→ Text segment:
Monday, 16 May 2011

Sweet Chastity...


Just a typical day in my life now...
I have realised recently that I attract quite a lot of sexually dark customers. I currently have an interested client who wants me to own him. He wants to be my slave and wear a chastity belt for me. He says he loves the idea of me controlling his sex life and sending me the only key to the lock. He said he is hoping that I would eventually reward his dedication to me with sex.

He wants me to humiliate him, make demands and basically treat him like shit for as long as I like. He has also requested I eventually have sex with another man on camera too. We played a game of dice to see how long I would lock him up for and it has worked out to be at least the next year. He is one of my customers that is eventually hoping that I will end up falling for them and not charging, and expecting a lot for free. I understand of course that many sessions together could lead to an intimacy between us, but I currently feel nothing more for the guy than any other customer. Truthfully I find him dull and a little needy. Hopefully the sessions will be pretty sexy and enjoyable, because if they aren't a year is a long time!

He has promised me a monthly fee for two long sessions a month of domination. Shows that will be potentially three hours long spread throughout a day where I will be in complete control of this man. He wants me to remain in control of him via email everyday ideally, but he can't afford that kind of service and I like my life to be my own. My cam modeling fits around my life, not the other way around. If I wanted to make a complete killing, but sacrifice my sanity I would most definitely be working it full time. I'm not so hungry or consumed by greed I feel a need to work more than keep my brain and soul intact. Thankfully I still haven't found a price I am willing to be swayed by for either of those... yet.

→ Records provided:
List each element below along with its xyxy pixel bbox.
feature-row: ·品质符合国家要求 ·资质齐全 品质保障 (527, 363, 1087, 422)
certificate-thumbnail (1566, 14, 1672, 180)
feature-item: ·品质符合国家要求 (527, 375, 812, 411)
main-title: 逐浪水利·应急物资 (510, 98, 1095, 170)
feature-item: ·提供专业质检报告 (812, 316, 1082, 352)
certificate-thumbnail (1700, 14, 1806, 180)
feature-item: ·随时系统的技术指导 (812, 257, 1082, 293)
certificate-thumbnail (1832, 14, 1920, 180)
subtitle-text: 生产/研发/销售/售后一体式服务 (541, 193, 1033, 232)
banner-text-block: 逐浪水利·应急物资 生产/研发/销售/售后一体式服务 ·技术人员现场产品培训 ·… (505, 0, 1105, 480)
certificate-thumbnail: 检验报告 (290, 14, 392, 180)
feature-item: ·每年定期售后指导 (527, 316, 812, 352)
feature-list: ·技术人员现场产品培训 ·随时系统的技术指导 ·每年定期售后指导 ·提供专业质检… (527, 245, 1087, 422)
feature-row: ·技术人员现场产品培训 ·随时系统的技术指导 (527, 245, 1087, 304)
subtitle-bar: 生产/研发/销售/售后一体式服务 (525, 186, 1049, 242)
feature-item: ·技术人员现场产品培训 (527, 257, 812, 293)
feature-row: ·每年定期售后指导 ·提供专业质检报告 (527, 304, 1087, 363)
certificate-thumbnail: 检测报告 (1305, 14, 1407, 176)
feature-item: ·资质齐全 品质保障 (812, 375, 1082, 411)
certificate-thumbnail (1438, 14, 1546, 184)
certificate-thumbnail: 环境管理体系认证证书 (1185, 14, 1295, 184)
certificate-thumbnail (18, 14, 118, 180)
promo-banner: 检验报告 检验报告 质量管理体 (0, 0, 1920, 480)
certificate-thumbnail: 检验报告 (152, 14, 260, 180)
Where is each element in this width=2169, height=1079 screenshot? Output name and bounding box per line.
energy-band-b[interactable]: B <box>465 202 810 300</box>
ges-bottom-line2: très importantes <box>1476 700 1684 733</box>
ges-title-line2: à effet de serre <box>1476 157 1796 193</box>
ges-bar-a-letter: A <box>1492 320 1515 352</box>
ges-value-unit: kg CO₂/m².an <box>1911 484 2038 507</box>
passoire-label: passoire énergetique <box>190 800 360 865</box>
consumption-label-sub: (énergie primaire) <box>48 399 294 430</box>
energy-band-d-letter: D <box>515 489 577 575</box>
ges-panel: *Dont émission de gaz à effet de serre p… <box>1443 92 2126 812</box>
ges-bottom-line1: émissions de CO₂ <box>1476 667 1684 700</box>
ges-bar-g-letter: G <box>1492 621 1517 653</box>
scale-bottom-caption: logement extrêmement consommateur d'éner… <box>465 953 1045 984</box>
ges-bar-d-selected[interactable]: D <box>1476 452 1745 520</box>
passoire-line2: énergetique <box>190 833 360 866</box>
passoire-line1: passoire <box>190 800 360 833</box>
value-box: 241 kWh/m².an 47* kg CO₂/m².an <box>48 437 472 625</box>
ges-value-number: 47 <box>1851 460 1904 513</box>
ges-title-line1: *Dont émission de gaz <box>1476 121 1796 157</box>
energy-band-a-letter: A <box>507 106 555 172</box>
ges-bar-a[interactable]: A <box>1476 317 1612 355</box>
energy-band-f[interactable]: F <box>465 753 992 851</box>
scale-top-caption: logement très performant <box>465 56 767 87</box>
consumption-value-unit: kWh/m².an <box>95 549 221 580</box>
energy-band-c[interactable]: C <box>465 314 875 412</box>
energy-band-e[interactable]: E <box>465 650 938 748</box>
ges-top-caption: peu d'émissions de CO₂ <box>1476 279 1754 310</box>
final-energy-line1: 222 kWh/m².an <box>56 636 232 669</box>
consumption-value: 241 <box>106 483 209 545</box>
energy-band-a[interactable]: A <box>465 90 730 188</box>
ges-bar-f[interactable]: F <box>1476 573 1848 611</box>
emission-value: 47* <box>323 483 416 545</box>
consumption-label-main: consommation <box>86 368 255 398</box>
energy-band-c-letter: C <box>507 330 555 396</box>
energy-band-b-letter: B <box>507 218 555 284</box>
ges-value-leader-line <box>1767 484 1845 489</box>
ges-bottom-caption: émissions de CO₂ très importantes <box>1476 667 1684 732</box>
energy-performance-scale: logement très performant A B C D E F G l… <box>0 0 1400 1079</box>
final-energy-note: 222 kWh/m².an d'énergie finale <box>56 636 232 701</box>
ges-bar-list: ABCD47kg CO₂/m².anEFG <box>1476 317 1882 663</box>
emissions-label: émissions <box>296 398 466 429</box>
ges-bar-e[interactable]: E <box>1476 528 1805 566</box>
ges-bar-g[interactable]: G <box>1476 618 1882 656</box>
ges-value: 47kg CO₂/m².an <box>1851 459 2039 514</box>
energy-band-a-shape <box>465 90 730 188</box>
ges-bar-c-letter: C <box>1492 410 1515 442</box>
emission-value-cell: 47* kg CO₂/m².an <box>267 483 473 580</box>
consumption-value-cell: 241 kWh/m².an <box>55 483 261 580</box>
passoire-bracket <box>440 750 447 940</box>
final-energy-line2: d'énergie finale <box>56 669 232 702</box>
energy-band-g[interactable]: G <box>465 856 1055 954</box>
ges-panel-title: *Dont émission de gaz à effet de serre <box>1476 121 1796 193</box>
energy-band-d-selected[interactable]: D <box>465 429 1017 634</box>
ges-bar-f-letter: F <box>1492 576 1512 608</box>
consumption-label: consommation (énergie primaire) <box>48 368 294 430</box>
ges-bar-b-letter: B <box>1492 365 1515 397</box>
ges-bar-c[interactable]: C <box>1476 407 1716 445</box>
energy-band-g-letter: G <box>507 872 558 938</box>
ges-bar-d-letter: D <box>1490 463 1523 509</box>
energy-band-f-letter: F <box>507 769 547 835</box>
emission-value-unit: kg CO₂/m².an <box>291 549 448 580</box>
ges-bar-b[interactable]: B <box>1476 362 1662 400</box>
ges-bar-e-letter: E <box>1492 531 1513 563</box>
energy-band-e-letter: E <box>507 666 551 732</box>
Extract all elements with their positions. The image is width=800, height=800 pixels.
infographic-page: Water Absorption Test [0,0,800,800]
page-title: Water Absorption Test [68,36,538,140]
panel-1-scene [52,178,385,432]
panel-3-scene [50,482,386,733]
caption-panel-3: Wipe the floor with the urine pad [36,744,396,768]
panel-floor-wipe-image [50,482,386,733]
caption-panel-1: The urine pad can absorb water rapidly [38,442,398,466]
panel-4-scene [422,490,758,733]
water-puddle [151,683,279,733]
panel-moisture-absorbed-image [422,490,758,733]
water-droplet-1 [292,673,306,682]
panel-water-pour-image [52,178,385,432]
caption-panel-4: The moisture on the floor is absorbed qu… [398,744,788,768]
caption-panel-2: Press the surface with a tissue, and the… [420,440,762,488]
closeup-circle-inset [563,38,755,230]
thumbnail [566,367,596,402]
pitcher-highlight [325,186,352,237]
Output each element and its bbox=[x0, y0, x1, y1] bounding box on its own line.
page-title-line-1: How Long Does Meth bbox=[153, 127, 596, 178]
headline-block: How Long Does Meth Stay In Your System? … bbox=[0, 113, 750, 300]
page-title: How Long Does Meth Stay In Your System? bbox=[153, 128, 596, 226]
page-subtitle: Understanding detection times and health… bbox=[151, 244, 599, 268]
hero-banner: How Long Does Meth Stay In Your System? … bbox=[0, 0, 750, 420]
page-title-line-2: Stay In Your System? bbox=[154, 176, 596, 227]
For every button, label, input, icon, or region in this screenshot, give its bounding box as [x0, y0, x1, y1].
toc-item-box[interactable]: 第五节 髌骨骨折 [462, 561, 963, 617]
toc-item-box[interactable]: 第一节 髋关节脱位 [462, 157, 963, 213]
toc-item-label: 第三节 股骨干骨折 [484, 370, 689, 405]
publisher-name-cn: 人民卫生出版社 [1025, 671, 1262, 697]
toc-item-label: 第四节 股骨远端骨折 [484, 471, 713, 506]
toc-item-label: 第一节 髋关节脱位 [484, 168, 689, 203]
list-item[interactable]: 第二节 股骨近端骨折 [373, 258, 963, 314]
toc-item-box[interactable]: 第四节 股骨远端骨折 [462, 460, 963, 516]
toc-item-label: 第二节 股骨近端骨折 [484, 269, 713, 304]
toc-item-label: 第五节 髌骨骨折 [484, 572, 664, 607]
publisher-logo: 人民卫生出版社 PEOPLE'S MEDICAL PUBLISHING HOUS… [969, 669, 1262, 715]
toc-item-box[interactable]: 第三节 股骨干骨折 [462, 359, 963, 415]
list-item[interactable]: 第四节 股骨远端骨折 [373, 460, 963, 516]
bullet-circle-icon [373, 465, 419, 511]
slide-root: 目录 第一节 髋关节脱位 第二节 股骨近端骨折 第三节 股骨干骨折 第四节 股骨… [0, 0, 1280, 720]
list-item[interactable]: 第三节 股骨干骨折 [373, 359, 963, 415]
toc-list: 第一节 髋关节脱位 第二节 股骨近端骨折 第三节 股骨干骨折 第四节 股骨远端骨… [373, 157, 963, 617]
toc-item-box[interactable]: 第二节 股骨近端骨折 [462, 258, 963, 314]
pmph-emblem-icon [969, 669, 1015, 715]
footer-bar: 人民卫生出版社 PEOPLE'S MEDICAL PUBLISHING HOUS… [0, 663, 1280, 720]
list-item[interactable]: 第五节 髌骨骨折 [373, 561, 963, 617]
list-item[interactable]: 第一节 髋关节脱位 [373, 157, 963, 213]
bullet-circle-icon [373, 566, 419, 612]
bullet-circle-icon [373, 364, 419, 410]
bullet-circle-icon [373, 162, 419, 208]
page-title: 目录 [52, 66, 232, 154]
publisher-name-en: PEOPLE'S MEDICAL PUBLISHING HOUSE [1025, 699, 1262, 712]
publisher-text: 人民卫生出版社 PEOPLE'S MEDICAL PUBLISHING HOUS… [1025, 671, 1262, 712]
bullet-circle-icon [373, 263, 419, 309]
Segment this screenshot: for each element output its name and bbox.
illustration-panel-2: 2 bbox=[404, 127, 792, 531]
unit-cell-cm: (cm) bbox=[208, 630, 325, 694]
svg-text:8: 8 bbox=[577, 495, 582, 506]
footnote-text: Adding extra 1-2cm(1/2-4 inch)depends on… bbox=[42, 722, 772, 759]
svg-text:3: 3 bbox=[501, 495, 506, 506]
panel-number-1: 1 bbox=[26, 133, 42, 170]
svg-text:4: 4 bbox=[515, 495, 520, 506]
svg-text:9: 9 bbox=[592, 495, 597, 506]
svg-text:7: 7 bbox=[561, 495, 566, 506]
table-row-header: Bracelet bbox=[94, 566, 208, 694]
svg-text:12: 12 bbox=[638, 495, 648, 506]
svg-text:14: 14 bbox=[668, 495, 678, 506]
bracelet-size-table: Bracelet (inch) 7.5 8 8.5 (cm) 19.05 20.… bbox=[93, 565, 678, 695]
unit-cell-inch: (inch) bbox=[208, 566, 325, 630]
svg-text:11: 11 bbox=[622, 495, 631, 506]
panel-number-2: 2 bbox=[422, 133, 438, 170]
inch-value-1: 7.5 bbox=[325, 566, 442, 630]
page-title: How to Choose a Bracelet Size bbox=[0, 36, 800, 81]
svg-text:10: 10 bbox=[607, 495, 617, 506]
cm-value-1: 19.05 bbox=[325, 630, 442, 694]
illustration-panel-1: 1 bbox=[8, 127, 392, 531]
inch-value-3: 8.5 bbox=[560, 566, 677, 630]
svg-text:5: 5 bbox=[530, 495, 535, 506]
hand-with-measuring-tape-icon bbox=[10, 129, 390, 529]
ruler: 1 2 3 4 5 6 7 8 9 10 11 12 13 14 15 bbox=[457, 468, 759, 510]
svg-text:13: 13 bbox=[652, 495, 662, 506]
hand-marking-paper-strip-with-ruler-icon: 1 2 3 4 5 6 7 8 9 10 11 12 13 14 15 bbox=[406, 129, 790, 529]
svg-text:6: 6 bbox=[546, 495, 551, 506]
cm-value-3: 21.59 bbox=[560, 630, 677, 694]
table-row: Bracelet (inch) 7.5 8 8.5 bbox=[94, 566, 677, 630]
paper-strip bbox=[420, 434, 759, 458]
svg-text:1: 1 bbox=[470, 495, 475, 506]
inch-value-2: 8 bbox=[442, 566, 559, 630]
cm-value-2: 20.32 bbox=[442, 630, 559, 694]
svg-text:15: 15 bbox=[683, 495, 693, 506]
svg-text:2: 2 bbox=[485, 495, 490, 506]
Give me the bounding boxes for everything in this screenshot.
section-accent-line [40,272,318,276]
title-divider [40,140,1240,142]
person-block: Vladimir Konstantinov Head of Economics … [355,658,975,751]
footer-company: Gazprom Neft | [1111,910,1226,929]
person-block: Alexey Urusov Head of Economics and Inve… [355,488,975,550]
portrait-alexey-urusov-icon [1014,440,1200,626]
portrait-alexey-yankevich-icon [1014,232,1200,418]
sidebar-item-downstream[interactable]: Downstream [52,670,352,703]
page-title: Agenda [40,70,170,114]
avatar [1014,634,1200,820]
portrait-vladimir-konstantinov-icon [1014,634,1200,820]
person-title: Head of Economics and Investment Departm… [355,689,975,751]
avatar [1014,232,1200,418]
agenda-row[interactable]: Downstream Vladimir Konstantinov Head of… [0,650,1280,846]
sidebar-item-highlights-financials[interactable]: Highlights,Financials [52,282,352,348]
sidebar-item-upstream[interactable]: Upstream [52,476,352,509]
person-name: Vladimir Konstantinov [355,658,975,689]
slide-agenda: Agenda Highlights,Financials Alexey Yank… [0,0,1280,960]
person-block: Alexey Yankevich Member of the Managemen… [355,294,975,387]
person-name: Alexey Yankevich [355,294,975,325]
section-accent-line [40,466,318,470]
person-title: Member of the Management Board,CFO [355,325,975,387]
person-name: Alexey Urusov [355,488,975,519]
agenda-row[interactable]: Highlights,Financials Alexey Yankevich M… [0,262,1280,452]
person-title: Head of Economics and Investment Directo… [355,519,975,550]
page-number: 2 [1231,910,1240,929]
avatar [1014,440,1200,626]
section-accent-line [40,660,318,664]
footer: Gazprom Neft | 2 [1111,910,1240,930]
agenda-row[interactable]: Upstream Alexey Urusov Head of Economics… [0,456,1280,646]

→ Tasks to carry out:
[a] Reproduce the cam modeling blog post starting at "Sweet Chastity..." and ending at "me with sex.".
[b] Extend the cam modeling blog post onward from its final sentence.

→ Task-by-task answers:
[a]
Sweet Chastity...


Just a typical day in my life now...
I have realised recently that I attract quite a lot of sexually dark customers. I currently have an interested client who wants me to own him. He wants to be my slave and wear a chastity belt for me. He says he loves the idea of me controlling his sex life and sending me the only key to the lock. He said he is hoping that I would eventually reward his dedication to me with sex.

[b]
I will need to brush up on my Dom skills and read up a bit on the chastity fetish. It has never really been a fantasy of mine I have to say. Having sex on cam however does appeal to me. The exhibitionist in me would love to show off my writhing, orgasmic body as another man pleasures me with his mouth and cock. It's a fantasy that is turning into one of my favourite shower head on my clit daydreams... Not sure where I will find a man brave enough though. What a shame I'm not ready to tell the beau because quite frankly that would be some sex worth watching.

Any of you have any chastity experiences or similar? Would love to hear from S&M lovers and anyone with any kind of similar fantasies. Would also love to hear your views of sex on cam? Have you ever done it and if so how was it? Should I do it with a friend, someone professional or a lover? I'm thinking lover would be ideal but that involves me divulging my naughty little secret, and we all know I love my secrets!

I'm getting rather turned on thinking about it even now. I am incredibly sexual these days and the beau has definitely heightened it. I am craving sexual highs like a drug and just want to be as sexy and bad as I can possibly be. I better stop writing about it before I call him and the post turns to nonsense as he fucks me on my keyboard. Mmmmm... I must go now... for completely unrelated reasons...

Much love and good fucking!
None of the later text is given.